[A block of data]
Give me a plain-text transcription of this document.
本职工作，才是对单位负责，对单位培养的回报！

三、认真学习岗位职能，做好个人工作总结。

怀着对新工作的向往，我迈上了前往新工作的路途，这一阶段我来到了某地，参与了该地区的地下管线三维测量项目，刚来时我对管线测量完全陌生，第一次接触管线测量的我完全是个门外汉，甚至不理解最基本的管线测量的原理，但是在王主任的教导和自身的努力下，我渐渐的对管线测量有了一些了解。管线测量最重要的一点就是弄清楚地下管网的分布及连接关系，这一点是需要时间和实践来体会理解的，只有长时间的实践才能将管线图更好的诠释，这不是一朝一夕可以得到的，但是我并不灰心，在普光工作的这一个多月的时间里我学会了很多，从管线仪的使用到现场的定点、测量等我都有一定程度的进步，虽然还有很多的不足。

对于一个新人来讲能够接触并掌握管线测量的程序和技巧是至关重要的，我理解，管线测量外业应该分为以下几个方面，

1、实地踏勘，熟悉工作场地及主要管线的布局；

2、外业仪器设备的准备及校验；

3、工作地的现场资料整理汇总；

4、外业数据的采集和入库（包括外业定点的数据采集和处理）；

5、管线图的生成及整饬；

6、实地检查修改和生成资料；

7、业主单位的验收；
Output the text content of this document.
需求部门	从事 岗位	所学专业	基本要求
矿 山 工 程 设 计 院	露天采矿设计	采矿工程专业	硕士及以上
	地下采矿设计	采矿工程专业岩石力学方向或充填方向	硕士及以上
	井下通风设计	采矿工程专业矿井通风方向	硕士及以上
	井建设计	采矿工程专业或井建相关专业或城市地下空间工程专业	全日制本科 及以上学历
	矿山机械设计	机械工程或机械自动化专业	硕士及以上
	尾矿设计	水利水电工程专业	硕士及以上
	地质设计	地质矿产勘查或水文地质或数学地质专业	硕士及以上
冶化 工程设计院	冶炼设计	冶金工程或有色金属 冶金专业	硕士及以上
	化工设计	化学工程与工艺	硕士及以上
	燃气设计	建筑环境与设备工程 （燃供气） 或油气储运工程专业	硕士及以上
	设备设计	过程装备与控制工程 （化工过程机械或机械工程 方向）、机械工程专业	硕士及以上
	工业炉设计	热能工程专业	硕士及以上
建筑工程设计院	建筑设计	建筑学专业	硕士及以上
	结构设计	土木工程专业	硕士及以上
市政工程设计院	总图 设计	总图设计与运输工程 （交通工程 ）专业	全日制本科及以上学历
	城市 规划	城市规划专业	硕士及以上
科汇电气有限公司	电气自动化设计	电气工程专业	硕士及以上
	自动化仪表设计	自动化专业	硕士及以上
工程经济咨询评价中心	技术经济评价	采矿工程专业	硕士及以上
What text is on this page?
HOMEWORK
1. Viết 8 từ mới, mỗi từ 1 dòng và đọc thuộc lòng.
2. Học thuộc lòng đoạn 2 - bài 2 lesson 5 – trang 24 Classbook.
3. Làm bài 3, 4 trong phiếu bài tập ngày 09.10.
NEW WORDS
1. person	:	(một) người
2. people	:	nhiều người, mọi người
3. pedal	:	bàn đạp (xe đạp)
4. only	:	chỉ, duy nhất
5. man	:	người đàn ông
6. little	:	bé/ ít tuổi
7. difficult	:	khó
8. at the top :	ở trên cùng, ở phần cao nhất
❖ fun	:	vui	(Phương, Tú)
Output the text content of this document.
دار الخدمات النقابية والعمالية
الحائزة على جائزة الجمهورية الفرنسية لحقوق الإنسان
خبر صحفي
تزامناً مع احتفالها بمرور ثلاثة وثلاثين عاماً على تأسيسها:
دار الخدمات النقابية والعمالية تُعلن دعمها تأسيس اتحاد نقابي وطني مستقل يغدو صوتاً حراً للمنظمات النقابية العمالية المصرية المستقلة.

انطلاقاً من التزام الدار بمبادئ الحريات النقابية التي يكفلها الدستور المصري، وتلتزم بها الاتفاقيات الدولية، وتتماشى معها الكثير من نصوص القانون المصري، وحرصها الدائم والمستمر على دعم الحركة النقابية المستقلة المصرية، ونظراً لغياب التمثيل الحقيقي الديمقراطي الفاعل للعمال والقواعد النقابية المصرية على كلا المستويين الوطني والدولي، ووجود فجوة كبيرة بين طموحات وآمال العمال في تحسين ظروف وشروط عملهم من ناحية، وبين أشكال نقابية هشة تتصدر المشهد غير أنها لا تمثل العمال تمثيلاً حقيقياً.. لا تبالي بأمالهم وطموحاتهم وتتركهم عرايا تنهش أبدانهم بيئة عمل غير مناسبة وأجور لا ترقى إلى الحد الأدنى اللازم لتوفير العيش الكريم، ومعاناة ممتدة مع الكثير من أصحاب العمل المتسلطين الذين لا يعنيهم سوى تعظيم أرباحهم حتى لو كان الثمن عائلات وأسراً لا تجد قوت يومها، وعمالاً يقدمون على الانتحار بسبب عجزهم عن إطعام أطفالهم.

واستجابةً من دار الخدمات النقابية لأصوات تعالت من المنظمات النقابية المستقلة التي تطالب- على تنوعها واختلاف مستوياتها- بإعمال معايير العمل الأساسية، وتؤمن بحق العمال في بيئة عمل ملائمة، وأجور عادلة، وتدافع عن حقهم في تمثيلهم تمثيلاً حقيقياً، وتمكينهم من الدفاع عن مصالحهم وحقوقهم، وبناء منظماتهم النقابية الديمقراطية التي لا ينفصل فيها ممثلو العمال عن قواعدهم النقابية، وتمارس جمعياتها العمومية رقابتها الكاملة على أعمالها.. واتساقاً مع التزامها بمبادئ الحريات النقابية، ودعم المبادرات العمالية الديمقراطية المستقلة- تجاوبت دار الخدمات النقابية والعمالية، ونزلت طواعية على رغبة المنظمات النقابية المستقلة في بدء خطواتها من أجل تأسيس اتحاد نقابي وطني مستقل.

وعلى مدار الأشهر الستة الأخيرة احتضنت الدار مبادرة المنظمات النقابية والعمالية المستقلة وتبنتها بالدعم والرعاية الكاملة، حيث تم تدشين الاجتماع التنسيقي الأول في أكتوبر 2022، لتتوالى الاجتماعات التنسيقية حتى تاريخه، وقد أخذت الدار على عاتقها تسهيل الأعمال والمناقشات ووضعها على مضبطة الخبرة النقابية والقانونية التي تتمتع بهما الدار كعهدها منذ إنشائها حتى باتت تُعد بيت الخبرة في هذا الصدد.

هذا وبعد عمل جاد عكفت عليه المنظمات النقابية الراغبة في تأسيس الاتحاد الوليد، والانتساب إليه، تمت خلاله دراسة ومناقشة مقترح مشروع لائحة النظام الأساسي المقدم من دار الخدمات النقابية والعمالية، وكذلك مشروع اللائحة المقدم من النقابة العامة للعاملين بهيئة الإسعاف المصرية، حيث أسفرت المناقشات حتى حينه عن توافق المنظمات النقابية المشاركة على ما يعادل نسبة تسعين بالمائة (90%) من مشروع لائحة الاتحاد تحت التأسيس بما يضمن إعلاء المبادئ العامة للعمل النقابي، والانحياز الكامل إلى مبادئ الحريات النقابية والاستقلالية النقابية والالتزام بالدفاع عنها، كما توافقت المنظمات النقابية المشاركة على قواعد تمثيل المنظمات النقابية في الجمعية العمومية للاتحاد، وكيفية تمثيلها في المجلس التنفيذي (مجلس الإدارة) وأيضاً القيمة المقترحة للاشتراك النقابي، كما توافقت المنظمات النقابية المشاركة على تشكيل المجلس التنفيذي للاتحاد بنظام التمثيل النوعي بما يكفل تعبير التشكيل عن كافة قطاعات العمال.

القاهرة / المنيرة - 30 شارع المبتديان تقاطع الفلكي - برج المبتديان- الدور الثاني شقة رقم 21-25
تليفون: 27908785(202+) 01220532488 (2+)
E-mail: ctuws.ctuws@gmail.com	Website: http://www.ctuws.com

● Task to carry out: Return every line holding the word "thuộc" from the records.

● Solution below:
1. Viết 8 từ mới, mỗi từ 1 dòng và đọc thuộc lòng.
2. Học thuộc lòng đoạn 2 - bài 2 lesson 5 – trang 24 Classbook.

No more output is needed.